Aim of the task
Gather from the material every line that contains the string "structured".

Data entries
--------

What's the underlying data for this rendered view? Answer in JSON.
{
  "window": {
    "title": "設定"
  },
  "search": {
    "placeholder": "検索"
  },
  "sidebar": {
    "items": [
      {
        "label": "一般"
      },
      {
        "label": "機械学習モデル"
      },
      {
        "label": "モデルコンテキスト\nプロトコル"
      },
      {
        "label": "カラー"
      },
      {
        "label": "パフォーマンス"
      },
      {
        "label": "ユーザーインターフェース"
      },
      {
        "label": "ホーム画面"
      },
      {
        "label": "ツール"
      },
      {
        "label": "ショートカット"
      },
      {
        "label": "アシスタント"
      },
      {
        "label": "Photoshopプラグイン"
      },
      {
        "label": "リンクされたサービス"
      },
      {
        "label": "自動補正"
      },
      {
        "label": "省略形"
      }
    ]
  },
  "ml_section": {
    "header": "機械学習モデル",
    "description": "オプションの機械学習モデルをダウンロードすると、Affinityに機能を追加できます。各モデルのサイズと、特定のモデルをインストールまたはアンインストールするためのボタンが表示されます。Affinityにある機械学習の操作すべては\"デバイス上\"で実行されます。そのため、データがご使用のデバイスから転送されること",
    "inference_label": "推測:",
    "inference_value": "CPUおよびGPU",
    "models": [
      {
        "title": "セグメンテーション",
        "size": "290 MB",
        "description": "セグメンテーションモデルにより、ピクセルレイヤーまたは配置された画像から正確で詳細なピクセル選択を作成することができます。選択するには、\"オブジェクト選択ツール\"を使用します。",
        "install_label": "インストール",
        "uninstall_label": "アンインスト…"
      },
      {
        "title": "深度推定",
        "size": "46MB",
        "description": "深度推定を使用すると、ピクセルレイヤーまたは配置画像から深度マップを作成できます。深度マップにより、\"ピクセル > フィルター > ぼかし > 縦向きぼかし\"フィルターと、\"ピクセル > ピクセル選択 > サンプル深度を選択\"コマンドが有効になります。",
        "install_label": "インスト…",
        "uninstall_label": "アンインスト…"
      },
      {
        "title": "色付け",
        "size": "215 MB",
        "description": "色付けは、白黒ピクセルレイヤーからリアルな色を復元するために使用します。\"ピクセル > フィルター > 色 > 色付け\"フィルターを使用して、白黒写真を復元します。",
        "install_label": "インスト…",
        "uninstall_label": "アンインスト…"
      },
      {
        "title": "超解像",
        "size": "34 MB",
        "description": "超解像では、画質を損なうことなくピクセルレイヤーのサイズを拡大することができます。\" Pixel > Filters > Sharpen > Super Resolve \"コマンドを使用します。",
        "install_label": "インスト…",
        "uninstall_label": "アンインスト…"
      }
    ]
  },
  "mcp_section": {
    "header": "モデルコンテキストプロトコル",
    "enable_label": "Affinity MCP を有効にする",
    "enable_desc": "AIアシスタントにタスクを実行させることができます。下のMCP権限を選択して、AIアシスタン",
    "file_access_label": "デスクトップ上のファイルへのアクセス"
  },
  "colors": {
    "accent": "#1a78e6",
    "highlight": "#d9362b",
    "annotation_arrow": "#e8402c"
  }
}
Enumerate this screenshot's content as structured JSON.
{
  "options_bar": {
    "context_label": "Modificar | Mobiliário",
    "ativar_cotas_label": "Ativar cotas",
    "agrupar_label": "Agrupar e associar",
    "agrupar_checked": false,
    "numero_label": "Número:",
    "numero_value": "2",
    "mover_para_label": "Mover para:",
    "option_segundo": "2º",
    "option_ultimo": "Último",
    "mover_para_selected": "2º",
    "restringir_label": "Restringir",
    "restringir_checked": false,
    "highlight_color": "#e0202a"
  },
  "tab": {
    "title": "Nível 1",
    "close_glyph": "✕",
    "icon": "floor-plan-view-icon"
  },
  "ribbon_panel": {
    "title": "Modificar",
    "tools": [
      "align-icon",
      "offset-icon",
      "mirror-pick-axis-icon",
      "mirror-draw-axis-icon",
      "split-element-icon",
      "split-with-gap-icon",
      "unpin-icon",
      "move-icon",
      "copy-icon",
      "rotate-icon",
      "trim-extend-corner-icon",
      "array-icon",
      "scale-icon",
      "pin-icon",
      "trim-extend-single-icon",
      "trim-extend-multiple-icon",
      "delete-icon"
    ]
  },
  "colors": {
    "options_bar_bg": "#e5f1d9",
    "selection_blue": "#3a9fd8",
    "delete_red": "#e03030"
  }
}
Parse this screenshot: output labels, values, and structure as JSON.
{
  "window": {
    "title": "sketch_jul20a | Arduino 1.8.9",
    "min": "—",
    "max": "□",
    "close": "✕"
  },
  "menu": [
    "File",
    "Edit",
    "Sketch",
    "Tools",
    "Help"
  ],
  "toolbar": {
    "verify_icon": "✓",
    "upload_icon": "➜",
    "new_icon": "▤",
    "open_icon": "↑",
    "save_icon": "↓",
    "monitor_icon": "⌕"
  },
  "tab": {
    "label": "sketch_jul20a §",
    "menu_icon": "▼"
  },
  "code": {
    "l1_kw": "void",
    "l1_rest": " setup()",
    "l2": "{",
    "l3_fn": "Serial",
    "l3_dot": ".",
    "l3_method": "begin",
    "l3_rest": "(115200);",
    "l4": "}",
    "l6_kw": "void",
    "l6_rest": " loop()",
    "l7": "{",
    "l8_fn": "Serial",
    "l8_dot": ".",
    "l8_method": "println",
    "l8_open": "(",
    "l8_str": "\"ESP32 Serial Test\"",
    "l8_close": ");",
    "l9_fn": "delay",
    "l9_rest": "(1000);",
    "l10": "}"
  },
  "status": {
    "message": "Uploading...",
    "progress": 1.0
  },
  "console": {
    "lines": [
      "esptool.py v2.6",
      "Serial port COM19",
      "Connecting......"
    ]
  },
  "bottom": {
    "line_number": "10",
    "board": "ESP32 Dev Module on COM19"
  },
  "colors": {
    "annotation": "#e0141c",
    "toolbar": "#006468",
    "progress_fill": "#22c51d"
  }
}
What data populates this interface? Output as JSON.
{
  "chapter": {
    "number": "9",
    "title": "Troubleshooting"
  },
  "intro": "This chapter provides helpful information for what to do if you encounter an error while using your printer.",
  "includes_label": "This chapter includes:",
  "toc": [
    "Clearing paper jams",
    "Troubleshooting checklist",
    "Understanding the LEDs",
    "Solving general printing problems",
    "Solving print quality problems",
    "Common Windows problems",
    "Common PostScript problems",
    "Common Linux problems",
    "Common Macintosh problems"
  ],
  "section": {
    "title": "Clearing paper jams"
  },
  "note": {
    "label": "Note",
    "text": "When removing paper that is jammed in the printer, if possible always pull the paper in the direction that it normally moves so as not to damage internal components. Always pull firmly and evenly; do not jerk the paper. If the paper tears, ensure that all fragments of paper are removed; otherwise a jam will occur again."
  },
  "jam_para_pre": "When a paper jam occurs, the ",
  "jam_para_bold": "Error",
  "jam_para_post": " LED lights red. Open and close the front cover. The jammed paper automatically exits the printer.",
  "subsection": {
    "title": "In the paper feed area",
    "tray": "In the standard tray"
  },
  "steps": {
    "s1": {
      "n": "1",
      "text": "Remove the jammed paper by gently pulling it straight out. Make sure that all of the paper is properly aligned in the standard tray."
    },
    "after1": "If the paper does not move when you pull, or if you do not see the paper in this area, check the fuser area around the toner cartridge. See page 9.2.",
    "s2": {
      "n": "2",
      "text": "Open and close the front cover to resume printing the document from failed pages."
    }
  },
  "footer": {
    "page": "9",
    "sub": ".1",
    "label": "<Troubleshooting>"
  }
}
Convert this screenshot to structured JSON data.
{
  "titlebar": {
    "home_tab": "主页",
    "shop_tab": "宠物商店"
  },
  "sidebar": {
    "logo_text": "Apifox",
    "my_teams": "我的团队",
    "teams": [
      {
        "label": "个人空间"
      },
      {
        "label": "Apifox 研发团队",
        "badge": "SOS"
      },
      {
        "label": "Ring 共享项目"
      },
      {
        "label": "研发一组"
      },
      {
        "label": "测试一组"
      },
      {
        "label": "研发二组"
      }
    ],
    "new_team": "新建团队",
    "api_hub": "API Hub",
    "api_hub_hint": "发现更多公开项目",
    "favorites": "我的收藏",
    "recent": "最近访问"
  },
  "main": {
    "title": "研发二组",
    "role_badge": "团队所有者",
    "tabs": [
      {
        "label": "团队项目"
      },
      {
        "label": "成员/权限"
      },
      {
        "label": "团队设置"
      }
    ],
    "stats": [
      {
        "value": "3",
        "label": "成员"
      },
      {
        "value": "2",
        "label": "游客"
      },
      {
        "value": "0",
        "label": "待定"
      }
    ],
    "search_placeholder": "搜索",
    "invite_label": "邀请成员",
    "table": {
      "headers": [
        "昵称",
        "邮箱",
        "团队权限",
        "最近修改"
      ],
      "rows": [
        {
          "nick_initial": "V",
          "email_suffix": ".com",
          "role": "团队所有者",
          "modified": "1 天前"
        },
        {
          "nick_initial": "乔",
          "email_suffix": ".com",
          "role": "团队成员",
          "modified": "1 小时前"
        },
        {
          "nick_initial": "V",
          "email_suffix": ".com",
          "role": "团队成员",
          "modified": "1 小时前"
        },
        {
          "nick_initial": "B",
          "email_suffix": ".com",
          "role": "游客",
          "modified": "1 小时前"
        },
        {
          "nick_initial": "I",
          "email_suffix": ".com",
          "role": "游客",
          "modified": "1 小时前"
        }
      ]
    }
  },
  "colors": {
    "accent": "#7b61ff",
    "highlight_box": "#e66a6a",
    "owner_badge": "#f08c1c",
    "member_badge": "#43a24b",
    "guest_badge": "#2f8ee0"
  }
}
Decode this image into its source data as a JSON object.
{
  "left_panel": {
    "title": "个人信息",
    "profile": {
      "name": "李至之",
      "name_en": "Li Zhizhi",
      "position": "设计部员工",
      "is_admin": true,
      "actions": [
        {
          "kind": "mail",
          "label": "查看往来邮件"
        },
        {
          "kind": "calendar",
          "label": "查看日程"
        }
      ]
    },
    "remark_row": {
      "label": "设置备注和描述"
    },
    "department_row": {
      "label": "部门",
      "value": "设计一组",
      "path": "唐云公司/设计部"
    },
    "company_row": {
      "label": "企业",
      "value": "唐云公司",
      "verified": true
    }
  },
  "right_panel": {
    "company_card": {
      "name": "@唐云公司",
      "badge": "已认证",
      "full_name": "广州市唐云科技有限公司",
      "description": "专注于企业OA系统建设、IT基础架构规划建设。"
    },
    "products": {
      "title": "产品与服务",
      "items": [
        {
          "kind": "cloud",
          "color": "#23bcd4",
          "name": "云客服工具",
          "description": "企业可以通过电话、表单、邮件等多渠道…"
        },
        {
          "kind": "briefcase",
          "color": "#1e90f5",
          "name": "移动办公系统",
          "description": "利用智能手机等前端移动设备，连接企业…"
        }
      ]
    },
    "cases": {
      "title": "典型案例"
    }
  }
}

--------

Completed exercise
Enumerate this screenshot's content as structured JSON.
Convert this screenshot to structured JSON data.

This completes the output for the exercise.